## STATED TASK 1:
In the records, copy out the lines starting at the one containing "colorbar-tick-label: 15 xyxy=(1863,573,1913,623)" and ending after the one containing "heatmap-cell xyxy=(888,806,1004,923)", both included.

## TEXT PASSAGE:

Upon completion of all tasks, a TA will give you credit for today's studio. If you do not manage to complete all the assigned work during the studio period, do not worry. You can continue to work on this assignment until Sunday, October 30 at 7 PM. Come by TA hours any time before then to show us your completed work and get credit for today's studio.
### Objectives
By the end of this studio you will be able to:
* Compute a confidence interval
* Conduct a hypothesis test
### Data: Presidential Approval Ratings
To get a sense of how U.S. presidents are perceived while in office, job approval polls are often conducted on a sample of U.S. adults. This week's studio is based on the results of one such poll. The numbers are taken from a 2019 Gallup presidential job approval center, located [here](https://news.gallup.com/interactives/185273/presidential-job-approval-center.aspx).
### Part 1: Computing Confidence Intervals
On August 14, 2019, Gallup conducted a job approval [poll](http://www.gallup.com/poll/201617/gallup-daily-trump-job-approval.aspx) of President Trump. This poll found that among 1500 U.S. adults, 41% approved of President Trump’s job performance, and 54% disapproved.
To quantify how closely these poll results can be expected to mirror the opinions of the population as a whole, Gallup also reported the poll’s margin of error (MoE) of 3 points, which, roughly speaking, translates into confidence intervals of size [38%, 44%] (approval) and [51%, 57%] (disapproval). Polling agencies don't generally report their confidence levels (\\(\alpha\\)), only their margins of error, but with a little trial and error, you can recover a confidence level from a MoE. In this exercise, you will determine the confidence level that Gallup used to calculate the MoE of Trump's ratings.

## STATED TASK 2:
In the studio text on presidential approval ratings, why must the confidence level behind Gallup's margin of error be recovered through trial and error?

## INPUT FOR THIS TASK:
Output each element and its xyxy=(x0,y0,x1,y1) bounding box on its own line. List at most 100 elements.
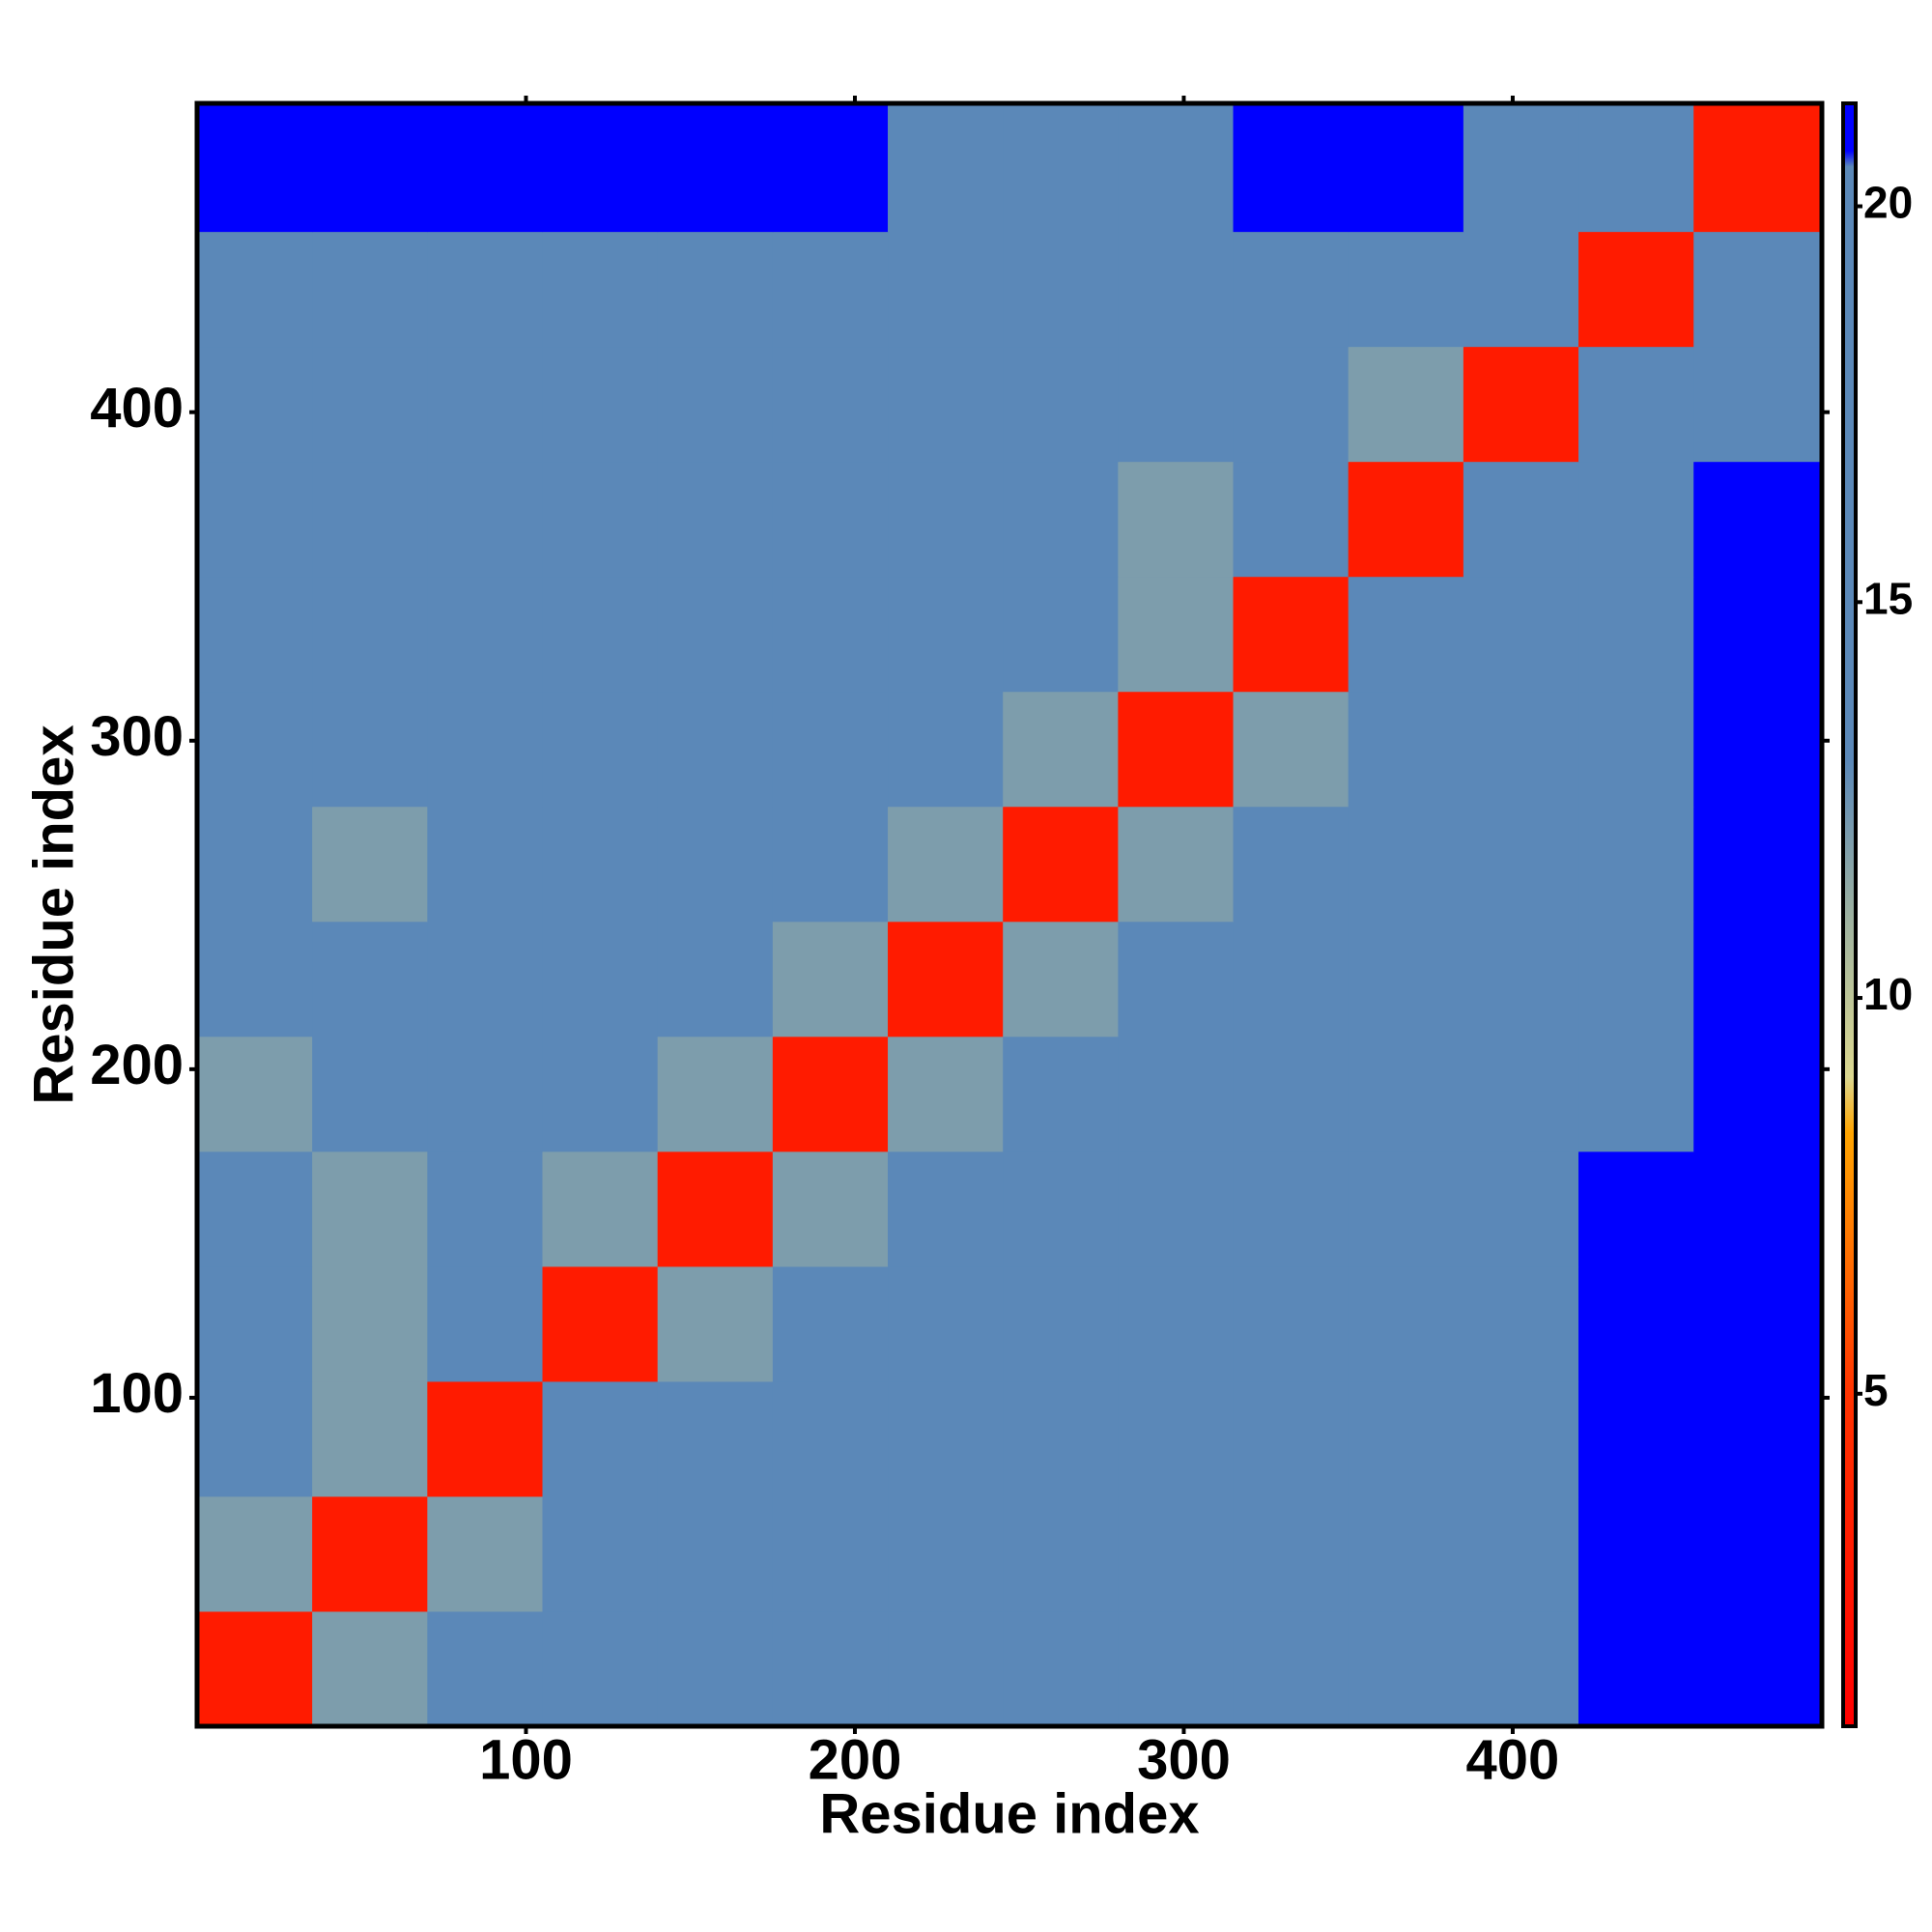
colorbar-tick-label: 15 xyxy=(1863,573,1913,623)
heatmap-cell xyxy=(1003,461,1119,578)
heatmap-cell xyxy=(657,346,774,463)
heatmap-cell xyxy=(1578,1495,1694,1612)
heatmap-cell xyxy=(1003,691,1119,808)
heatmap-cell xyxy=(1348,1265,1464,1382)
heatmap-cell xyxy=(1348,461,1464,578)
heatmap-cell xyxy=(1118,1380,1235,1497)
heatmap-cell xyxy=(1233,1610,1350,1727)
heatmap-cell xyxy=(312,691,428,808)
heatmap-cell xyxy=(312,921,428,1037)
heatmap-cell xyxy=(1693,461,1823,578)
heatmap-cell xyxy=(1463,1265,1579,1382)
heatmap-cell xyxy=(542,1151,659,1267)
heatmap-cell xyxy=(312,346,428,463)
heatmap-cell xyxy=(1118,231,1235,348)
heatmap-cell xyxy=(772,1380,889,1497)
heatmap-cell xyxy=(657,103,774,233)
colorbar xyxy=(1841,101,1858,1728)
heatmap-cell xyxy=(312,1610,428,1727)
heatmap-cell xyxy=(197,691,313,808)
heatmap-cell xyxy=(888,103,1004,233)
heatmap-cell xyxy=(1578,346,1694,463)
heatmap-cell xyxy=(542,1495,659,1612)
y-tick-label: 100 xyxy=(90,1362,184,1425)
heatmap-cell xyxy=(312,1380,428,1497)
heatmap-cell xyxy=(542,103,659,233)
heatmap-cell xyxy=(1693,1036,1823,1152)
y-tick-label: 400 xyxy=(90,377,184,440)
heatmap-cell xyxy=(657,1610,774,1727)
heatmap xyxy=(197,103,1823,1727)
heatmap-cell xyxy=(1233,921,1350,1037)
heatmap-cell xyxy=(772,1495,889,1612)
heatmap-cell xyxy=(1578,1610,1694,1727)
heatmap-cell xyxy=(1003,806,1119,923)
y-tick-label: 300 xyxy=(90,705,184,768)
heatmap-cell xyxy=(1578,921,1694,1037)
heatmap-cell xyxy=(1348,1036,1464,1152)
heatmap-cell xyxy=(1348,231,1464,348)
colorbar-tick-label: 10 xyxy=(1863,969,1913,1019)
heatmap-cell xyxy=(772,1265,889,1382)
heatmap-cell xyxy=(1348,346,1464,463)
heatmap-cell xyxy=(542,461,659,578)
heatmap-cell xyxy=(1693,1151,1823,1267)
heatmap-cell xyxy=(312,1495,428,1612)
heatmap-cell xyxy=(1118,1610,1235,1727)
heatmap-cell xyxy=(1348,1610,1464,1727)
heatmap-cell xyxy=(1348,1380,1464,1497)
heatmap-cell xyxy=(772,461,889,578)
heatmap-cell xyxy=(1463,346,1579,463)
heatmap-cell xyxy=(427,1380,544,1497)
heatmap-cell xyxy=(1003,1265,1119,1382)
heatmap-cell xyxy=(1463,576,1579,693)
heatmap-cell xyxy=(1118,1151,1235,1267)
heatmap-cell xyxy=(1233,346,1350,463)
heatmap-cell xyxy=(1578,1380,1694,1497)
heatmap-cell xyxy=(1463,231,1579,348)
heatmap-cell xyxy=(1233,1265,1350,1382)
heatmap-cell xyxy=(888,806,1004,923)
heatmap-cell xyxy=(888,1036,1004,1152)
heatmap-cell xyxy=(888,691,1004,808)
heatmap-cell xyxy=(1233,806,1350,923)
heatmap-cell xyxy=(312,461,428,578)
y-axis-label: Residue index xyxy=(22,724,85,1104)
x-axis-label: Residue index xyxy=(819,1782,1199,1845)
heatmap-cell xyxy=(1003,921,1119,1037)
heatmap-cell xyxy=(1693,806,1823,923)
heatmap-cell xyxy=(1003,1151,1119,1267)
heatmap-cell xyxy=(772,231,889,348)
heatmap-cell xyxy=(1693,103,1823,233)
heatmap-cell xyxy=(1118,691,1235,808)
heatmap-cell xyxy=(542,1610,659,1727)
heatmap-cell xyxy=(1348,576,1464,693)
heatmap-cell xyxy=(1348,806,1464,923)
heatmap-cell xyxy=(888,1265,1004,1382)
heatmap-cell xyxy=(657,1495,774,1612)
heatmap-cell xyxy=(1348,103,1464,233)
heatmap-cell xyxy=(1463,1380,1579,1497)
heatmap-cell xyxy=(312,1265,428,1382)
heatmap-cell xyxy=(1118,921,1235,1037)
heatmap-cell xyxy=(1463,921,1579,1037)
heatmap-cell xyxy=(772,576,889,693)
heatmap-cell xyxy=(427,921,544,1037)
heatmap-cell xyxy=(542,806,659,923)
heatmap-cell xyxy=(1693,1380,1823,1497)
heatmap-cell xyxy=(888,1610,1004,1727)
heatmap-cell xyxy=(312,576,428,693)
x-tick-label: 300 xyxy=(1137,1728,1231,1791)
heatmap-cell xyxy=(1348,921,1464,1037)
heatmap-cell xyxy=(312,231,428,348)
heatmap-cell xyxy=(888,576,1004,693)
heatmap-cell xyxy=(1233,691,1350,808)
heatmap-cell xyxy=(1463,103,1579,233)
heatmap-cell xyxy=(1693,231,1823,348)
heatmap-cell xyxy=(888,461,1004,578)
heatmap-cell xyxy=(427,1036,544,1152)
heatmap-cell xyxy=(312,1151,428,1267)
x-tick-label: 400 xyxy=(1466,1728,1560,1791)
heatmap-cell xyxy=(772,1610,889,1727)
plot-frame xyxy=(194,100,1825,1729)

## CORRECT OUTPUT 1:
colorbar-tick-label: 15 xyxy=(1863,573,1913,623)
heatmap-cell xyxy=(1003,461,1119,578)
heatmap-cell xyxy=(657,346,774,463)
heatmap-cell xyxy=(1578,1495,1694,1612)
heatmap-cell xyxy=(1003,691,1119,808)
heatmap-cell xyxy=(1348,1265,1464,1382)
heatmap-cell xyxy=(1348,461,1464,578)
heatmap-cell xyxy=(1118,1380,1235,1497)
heatmap-cell xyxy=(1233,1610,1350,1727)
heatmap-cell xyxy=(312,691,428,808)
heatmap-cell xyxy=(312,921,428,1037)
heatmap-cell xyxy=(1693,461,1823,578)
heatmap-cell xyxy=(1463,1265,1579,1382)
heatmap-cell xyxy=(542,1151,659,1267)
heatmap-cell xyxy=(312,346,428,463)
heatmap-cell xyxy=(1118,231,1235,348)
heatmap-cell xyxy=(772,1380,889,1497)
heatmap-cell xyxy=(657,103,774,233)
colorbar xyxy=(1841,101,1858,1728)
heatmap-cell xyxy=(312,1610,428,1727)
heatmap-cell xyxy=(197,691,313,808)
heatmap-cell xyxy=(888,103,1004,233)
heatmap-cell xyxy=(1578,346,1694,463)
heatmap-cell xyxy=(542,1495,659,1612)
y-tick-label: 100 xyxy=(90,1362,184,1425)
heatmap-cell xyxy=(312,1380,428,1497)
heatmap-cell xyxy=(542,103,659,233)
heatmap-cell xyxy=(1693,1036,1823,1152)
y-tick-label: 400 xyxy=(90,377,184,440)
heatmap-cell xyxy=(657,1610,774,1727)
heatmap xyxy=(197,103,1823,1727)
heatmap-cell xyxy=(1233,921,1350,1037)
heatmap-cell xyxy=(772,1495,889,1612)
heatmap-cell xyxy=(1578,1610,1694,1727)
heatmap-cell xyxy=(1003,806,1119,923)
y-tick-label: 300 xyxy=(90,705,184,768)
heatmap-cell xyxy=(1578,921,1694,1037)
heatmap-cell xyxy=(1348,1036,1464,1152)
heatmap-cell xyxy=(1348,231,1464,348)
colorbar-tick-label: 10 xyxy=(1863,969,1913,1019)
heatmap-cell xyxy=(772,1265,889,1382)
heatmap-cell xyxy=(1348,346,1464,463)
heatmap-cell xyxy=(542,461,659,578)
heatmap-cell xyxy=(1693,1151,1823,1267)
heatmap-cell xyxy=(312,1495,428,1612)
heatmap-cell xyxy=(1118,1610,1235,1727)
heatmap-cell xyxy=(1348,1610,1464,1727)
heatmap-cell xyxy=(1348,1380,1464,1497)
heatmap-cell xyxy=(772,461,889,578)
heatmap-cell xyxy=(1463,346,1579,463)
heatmap-cell xyxy=(427,1380,544,1497)
heatmap-cell xyxy=(1003,1265,1119,1382)
heatmap-cell xyxy=(1463,576,1579,693)
heatmap-cell xyxy=(1118,1151,1235,1267)
heatmap-cell xyxy=(1233,346,1350,463)
heatmap-cell xyxy=(1578,1380,1694,1497)
heatmap-cell xyxy=(1463,231,1579,348)
heatmap-cell xyxy=(1233,1265,1350,1382)
heatmap-cell xyxy=(888,806,1004,923)

## CORRECT OUTPUT 2:
Polling agencies generally report only their margins of error, not their confidence levels. The confidence level Gallup used is therefore not given and has to be worked out from the 3-point margin of error.